Le caïman et la justice
Silvio Berlusconi, à peine réélu président du conseil italien au printemps dernier, a repris là où il avait laissé lors de son précédent mandat: soit l'exploitation des rouages de l'État afin d'échapper aux possibles sanctions de l'appareil judiciaire. Pour atteindre son objectif, il a composé de sa main une loi accordant l'immunité aux individus occupant les plus hautes charges du pays: président de la République, président du Parlement, président du Sénat et, bien évidemment, président du Conseil.
Hier, une majorité de députés, faut-il s'en étonner, a voté en faveur de ce texte. Si le Sénat confirme le verdict des parlementaires, cet amateur de bel canto qui égaye les soirées de ses collègues du G8 pourra dormir du sommeil du juste. Du juste dans le sens de labeur, de travail. Celui abattu depuis sa victoire aux dernières législatives dans le but de détourner l'exercice de la justice dans le sens contraire de celui que les citoyens attendent d'elle. En clair, Berlusconi a mené cette opération infâme à la hussarde. Ce n'est pas tout.L'homme ayant le culte bien trempé de sa personnalité, et de ses intérêts financiers en particulier, il a rédigé une autre loi. La première version de celle-ci prévoyait — tenez-vous bien — la suspension des procès concernant des personnes ayant commis des actes passibles de dix ans d'emprisonnement et remontant avant juin 2002. Après que des magistrats furent montés au créneau pour évidemment contester ce projet, l'homme a mis un peu d'eau dans son vin. Probablement du Lacryma Christi del Vesuvio, ou... Larme du Christ!

▶ _Travail à faire_:
A. Répondez aux questions suivantes sur le texte sur Berlusconi et la justice :
(i) Quelles charges la loi d'immunité rédigée par Berlusconi couvre-t-elle ?
(ii) Qui a voté hier en faveur de ce texte de loi ?
(iii) Selon sa première version, quels procès l'autre loi devait-elle suspendre ?
B. D'après le texte sur Berlusconi et la justice, dans quel but Berlusconi a-t-il rédigé la loi accordant l'immunité aux plus hautes charges du pays ? Répondez en une à trois phrases.
C. Prolongez le texte sur Berlusconi et la justice à partir de sa dernière phrase.

▶ _Extrait de données_:
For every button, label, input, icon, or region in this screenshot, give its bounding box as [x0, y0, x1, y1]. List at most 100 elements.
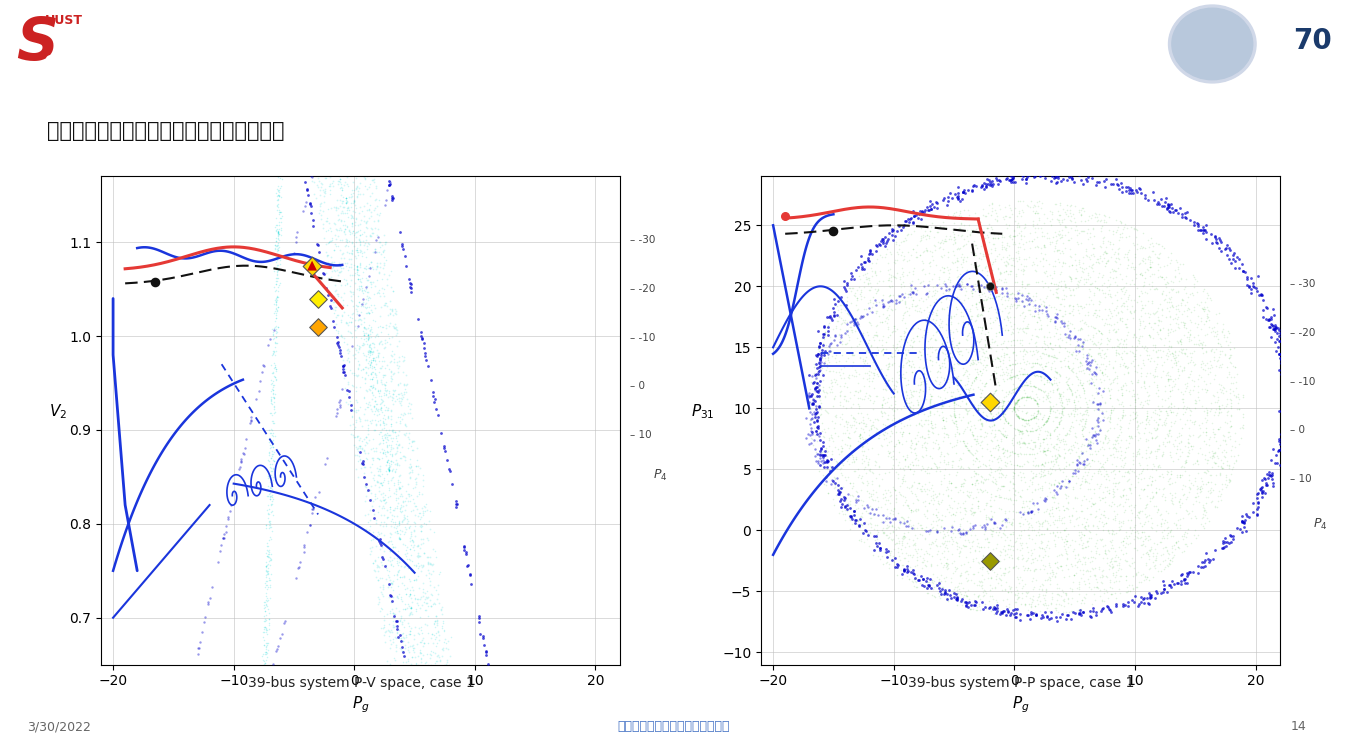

▶ _Réponses attendues_:
A.
(i) Celles de président de la République, de président du Parlement, de président du Sénat et de président du Conseil.
(ii) Une majorité de députés.
(iii) Les procès de personnes ayant commis des actes passibles de dix ans d'emprisonnement et remontant avant juin 2002.

B. Il l'a rédigée afin d'échapper aux possibles sanctions de l'appareil judiciaire. Il reprenait ainsi l'exploitation des rouages de l'État qu'il avait déjà pratiquée lors de son précédent mandat.

C.
Toujours est-il que la nouvelle version a ramené la suspension aux dossiers qui concernent des méfaits commandant trois ans de prison. Mais ce qu'il faut retenir dans cette manipulation, c'est que l'essentiel, l'essentiel étant Berlusconi, a été méticuleusement préservé. Le procès dont il est le sujet au parquet de Milan sera abandonné si les élus adhèrent à ce viol juridique. On l'aura compris, le bien surnommé Caïman a donc concocté un coup double. Il s'est confectionné un tailleur sur mesure dans des tissus mafieux.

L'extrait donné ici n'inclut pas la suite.